— EXERCISE DETAILS —
Only the number is wanted: how many lines contain the word "nine"?
■ ■ ■ ■ ■ ■ ■
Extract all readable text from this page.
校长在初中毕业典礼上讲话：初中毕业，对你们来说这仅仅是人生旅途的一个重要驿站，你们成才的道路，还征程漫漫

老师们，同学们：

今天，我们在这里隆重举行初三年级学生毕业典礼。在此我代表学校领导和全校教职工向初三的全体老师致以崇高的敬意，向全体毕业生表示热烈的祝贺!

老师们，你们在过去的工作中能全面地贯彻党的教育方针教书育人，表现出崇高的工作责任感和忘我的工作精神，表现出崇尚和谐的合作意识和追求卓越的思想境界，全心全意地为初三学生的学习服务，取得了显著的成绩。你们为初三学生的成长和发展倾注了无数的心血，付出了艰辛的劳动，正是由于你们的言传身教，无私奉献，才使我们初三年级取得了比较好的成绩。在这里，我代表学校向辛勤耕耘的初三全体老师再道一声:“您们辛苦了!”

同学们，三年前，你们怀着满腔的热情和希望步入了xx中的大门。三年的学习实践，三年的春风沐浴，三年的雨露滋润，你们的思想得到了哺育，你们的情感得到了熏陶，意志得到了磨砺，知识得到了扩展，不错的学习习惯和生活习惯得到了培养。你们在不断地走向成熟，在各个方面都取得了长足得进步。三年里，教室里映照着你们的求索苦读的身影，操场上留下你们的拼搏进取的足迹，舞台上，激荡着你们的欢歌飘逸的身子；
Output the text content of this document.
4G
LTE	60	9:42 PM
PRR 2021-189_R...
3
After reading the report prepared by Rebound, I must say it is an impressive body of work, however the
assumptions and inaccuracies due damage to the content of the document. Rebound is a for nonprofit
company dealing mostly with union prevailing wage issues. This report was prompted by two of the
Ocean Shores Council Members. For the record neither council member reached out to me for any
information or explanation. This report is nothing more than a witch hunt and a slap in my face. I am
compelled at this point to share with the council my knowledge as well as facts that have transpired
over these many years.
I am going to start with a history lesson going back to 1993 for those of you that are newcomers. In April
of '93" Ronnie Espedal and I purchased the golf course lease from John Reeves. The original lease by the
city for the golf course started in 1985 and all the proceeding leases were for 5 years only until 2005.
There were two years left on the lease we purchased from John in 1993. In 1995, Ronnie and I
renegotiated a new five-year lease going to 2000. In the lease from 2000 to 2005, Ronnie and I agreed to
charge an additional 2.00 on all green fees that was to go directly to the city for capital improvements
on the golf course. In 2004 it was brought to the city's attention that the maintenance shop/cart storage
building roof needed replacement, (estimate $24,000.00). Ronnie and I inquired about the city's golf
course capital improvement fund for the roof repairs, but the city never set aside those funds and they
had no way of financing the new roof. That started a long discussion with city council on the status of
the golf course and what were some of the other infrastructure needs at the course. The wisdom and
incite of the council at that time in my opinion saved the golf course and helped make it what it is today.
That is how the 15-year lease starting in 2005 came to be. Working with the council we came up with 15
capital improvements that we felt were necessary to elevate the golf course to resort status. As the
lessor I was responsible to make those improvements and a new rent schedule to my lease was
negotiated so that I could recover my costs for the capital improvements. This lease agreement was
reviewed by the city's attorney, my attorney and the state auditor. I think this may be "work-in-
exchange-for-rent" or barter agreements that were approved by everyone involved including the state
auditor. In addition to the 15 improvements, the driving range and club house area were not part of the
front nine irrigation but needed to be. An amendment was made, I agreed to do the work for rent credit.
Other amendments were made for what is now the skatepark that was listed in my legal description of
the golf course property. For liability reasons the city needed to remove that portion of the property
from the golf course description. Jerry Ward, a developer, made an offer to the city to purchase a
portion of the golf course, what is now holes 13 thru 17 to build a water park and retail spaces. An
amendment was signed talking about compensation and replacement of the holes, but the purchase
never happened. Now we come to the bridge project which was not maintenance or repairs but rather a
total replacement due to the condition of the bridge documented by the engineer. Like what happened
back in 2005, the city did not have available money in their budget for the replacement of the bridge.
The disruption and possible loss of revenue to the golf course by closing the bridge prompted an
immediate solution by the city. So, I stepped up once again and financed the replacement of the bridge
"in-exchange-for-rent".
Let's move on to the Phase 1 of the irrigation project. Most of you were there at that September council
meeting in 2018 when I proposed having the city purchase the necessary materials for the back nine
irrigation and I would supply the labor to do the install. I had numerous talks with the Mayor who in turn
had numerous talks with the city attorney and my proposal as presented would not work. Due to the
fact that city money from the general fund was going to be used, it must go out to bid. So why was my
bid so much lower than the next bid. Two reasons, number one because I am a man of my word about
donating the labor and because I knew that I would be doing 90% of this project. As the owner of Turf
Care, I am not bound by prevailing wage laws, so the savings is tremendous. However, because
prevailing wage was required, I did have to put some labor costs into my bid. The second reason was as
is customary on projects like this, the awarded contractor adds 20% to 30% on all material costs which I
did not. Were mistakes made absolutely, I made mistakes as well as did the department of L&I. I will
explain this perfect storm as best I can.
■ ■ ■ ■ ■ ■ ■
— RESULT OF THE EXERCISE —
2